◆ **MATERIALS PROVIDED**
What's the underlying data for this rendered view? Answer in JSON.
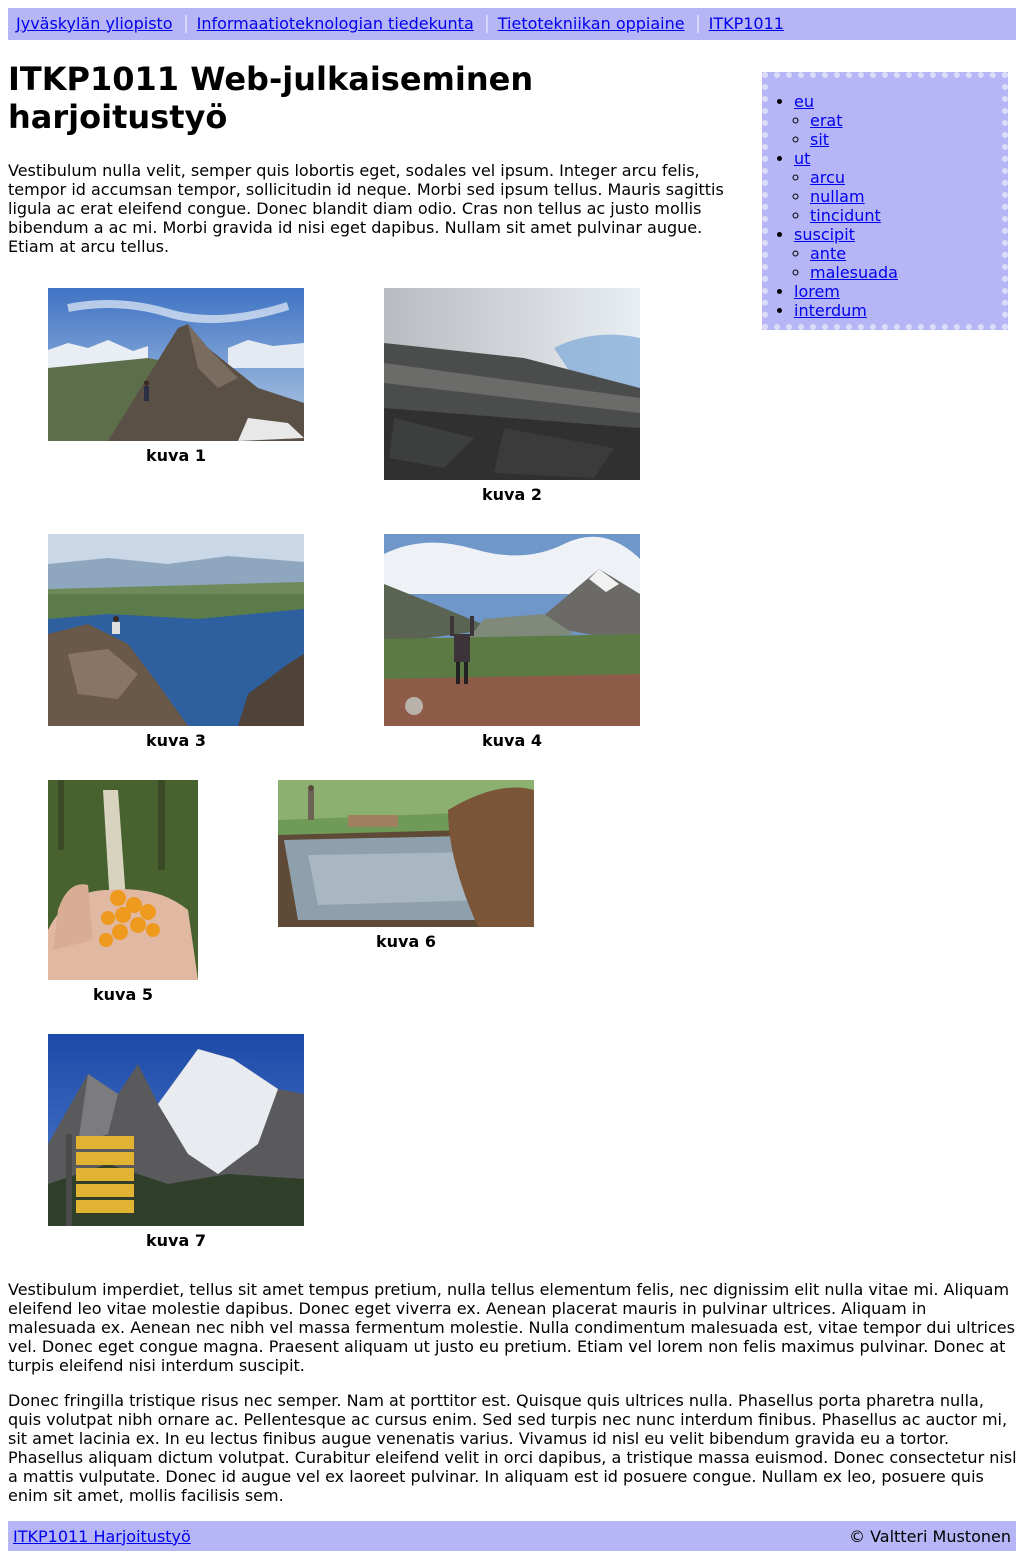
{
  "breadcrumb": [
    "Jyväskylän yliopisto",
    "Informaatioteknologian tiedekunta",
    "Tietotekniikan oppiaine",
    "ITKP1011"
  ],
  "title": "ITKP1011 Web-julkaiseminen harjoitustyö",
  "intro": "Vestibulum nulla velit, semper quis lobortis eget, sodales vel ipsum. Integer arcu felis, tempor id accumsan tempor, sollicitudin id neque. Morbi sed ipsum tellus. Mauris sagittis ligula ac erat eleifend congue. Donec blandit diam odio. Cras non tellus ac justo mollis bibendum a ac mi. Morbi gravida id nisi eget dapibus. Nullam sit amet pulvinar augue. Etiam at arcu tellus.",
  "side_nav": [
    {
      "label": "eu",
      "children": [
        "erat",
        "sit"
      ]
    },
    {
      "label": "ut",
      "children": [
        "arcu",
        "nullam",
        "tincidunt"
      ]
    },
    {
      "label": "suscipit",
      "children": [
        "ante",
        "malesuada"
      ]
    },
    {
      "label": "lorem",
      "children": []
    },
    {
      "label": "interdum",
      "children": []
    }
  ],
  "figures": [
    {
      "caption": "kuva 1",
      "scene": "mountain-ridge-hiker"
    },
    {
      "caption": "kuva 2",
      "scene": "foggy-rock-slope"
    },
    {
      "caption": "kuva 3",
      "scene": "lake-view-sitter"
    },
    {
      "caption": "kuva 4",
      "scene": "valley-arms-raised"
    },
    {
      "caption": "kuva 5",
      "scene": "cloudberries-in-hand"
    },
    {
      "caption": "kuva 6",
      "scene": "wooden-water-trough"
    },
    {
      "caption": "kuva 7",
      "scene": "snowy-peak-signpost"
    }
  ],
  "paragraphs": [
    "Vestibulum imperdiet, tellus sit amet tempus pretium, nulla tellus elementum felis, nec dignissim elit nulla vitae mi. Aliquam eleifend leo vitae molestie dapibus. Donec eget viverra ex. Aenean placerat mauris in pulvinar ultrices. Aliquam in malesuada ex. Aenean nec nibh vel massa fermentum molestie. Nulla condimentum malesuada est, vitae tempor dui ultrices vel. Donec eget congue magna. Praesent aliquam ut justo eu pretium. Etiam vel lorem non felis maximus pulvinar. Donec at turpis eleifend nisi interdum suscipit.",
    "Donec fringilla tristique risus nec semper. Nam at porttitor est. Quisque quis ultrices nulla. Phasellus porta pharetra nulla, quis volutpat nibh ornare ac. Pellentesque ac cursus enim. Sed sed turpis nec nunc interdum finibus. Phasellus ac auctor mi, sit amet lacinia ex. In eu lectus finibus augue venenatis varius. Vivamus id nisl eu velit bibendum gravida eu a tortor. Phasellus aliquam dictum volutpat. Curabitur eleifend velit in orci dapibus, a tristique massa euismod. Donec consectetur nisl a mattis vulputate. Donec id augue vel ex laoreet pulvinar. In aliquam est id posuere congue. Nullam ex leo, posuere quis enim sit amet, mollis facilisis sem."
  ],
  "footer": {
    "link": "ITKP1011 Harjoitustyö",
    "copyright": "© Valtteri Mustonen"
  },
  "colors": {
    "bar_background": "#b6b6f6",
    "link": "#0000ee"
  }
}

◆ **TASK DETAILS**
Copy every line of the listing where the word "label" appears.

◆ **RESULT OF THIS TASK**
      "label": "eu",
      "label": "ut",
      "label": "suscipit",
      "label": "lorem",
      "label": "interdum",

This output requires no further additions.